**TASK DESCRIPTION**
Write out the full set of records exactly. Any pictures in them do not belong in the copy.

Recorded data:
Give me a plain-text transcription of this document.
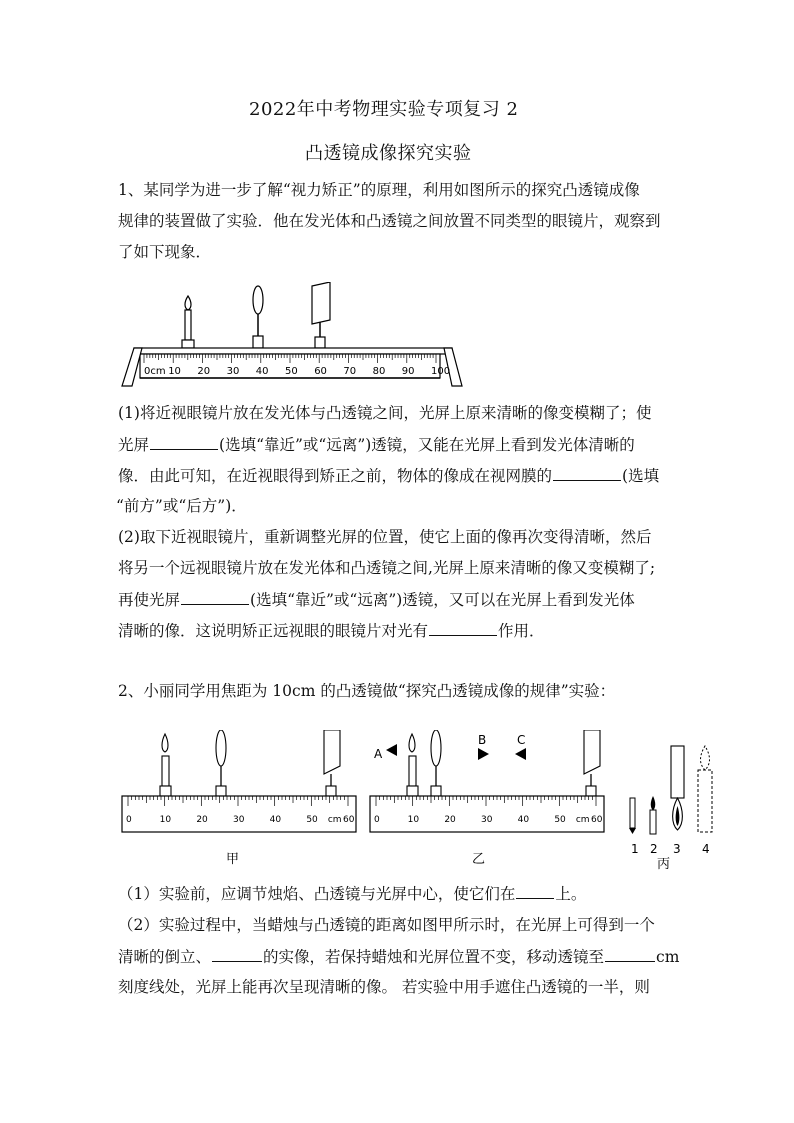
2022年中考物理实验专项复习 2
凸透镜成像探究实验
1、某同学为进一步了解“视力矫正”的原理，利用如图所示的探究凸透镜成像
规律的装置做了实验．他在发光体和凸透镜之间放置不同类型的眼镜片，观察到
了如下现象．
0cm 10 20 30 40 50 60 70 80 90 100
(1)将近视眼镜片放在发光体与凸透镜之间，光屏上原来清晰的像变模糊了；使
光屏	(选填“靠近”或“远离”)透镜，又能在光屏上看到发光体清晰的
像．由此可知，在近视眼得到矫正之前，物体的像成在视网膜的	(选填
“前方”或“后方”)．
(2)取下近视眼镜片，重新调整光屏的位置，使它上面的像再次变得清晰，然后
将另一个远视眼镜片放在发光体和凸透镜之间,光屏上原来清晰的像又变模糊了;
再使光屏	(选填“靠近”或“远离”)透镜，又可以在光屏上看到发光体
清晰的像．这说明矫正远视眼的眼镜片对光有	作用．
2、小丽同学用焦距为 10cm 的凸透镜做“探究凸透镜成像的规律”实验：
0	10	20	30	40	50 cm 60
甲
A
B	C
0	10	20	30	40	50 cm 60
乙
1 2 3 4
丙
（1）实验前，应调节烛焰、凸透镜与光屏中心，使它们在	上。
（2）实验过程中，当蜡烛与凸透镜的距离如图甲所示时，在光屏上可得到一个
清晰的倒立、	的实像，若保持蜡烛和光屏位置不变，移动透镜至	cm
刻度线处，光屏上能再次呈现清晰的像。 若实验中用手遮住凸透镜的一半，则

**TASK ANSWER**
Give me a plain-text transcription of this document.
2022年中考物理实验专项复习 2
凸透镜成像探究实验
1、某同学为进一步了解“视力矫正”的原理，利用如图所示的探究凸透镜成像
规律的装置做了实验．他在发光体和凸透镜之间放置不同类型的眼镜片，观察到
了如下现象．
0cm 10 20 30 40 50 60 70 80 90 100
(1)将近视眼镜片放在发光体与凸透镜之间，光屏上原来清晰的像变模糊了；使
光屏	(选填“靠近”或“远离”)透镜，又能在光屏上看到发光体清晰的
像．由此可知，在近视眼得到矫正之前，物体的像成在视网膜的	(选填
“前方”或“后方”)．
(2)取下近视眼镜片，重新调整光屏的位置，使它上面的像再次变得清晰，然后
将另一个远视眼镜片放在发光体和凸透镜之间,光屏上原来清晰的像又变模糊了;
再使光屏	(选填“靠近”或“远离”)透镜，又可以在光屏上看到发光体
清晰的像．这说明矫正远视眼的眼镜片对光有	作用．
2、小丽同学用焦距为 10cm 的凸透镜做“探究凸透镜成像的规律”实验：
0	10	20	30	40	50 cm 60
甲
A
B	C
0	10	20	30	40	50 cm 60
乙
1 2 3 4
丙
（1）实验前，应调节烛焰、凸透镜与光屏中心，使它们在	上。
（2）实验过程中，当蜡烛与凸透镜的距离如图甲所示时，在光屏上可得到一个
清晰的倒立、	的实像，若保持蜡烛和光屏位置不变，移动透镜至	cm
刻度线处，光屏上能再次呈现清晰的像。 若实验中用手遮住凸透镜的一半，则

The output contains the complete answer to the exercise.